STATED GOAL =>
Work out the number of lines in the listing that include the string "many". Reply with that number alone.

=====

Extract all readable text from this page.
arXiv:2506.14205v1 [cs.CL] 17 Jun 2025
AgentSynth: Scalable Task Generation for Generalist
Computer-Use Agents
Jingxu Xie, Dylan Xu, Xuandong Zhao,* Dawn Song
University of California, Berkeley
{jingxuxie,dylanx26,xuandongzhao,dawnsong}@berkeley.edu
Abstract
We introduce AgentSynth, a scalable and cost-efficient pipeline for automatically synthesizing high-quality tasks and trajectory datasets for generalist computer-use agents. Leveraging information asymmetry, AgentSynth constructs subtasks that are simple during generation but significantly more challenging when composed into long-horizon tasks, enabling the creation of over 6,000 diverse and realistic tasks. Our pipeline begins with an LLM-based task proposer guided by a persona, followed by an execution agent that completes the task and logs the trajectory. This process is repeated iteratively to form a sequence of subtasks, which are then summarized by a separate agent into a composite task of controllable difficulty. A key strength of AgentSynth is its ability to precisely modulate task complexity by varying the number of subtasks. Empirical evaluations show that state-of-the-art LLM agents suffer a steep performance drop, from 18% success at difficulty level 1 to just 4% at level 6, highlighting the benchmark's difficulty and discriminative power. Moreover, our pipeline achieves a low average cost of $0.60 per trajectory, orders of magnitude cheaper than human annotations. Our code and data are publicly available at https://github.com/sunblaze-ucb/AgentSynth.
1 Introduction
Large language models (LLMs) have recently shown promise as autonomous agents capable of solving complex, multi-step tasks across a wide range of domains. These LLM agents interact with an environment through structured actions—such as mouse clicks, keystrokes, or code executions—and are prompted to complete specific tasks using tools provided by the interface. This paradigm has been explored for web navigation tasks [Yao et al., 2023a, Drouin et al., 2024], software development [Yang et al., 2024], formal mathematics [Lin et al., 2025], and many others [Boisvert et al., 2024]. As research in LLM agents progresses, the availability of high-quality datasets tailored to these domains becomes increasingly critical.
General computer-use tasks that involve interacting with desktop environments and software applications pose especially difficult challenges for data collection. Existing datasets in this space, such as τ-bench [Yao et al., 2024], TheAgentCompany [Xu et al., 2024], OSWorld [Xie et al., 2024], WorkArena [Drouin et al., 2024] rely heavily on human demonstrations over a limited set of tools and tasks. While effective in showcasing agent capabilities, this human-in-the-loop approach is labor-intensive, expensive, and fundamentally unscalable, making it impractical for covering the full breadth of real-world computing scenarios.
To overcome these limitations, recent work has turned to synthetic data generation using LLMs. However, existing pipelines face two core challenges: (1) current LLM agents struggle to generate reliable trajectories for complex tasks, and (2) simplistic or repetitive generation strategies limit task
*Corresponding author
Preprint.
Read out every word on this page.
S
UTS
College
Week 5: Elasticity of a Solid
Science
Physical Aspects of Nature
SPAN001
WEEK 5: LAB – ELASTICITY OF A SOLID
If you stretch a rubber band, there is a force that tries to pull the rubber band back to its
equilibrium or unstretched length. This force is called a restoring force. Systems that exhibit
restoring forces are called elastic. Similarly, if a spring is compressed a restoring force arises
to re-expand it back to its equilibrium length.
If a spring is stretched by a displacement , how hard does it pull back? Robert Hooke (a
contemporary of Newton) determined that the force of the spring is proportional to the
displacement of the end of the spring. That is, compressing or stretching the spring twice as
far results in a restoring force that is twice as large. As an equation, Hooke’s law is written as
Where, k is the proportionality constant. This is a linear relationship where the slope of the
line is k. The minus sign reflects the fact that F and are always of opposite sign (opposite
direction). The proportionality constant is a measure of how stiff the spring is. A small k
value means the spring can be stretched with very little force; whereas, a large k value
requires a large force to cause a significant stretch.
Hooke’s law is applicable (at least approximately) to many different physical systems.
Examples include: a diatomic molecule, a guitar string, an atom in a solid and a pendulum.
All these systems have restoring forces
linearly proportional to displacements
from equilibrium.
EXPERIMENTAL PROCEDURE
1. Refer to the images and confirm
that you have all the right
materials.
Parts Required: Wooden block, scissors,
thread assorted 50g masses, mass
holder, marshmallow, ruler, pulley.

=====

REPLY TO THE TASK =>
2